(Problem) Across the listing below, count the lines that mention the string "this". Reply with the figure only.
# The input start
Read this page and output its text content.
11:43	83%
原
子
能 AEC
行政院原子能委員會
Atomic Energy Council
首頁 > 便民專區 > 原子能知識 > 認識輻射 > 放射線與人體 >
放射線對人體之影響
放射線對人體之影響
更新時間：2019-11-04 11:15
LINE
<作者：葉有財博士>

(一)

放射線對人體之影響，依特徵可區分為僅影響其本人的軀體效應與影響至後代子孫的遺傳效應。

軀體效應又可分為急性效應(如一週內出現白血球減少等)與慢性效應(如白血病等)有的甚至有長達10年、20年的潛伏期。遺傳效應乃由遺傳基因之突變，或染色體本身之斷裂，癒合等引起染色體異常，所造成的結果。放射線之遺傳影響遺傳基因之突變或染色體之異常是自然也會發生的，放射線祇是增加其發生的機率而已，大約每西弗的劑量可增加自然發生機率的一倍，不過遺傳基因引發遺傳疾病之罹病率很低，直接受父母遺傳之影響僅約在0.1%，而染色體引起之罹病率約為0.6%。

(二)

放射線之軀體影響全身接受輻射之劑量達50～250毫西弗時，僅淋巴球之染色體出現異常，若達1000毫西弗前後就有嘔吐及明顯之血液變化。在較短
# The input end
# The input start
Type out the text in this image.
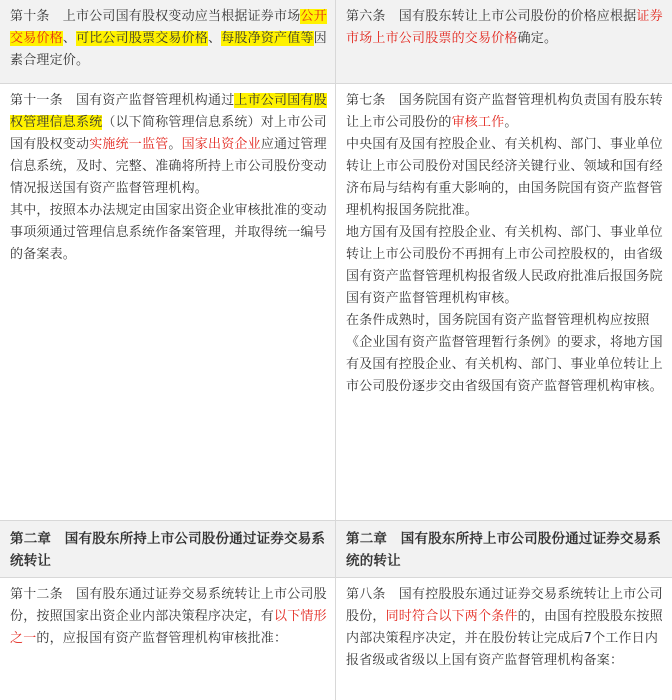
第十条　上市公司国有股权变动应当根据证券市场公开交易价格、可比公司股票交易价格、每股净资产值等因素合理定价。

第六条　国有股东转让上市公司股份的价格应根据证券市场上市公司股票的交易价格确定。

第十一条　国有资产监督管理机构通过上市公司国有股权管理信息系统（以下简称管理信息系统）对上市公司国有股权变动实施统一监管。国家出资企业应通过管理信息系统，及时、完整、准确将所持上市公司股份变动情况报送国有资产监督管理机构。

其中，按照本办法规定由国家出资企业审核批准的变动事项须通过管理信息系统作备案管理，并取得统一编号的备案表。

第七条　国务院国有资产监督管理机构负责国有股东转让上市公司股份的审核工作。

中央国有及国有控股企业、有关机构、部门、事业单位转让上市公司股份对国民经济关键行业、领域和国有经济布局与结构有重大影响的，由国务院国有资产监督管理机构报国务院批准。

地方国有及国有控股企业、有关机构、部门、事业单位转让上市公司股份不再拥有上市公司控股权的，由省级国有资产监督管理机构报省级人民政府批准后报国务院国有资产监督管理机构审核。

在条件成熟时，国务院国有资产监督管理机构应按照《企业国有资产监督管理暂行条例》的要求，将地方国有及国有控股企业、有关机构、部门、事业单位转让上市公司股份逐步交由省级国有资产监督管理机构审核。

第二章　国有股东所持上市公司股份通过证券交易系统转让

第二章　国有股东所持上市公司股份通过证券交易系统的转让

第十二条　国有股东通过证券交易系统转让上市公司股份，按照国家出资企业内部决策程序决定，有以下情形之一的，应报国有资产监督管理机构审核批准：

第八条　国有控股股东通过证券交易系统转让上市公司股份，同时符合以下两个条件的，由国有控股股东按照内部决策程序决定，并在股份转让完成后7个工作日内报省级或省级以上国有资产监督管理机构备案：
# The input end
(Reply to the task) 2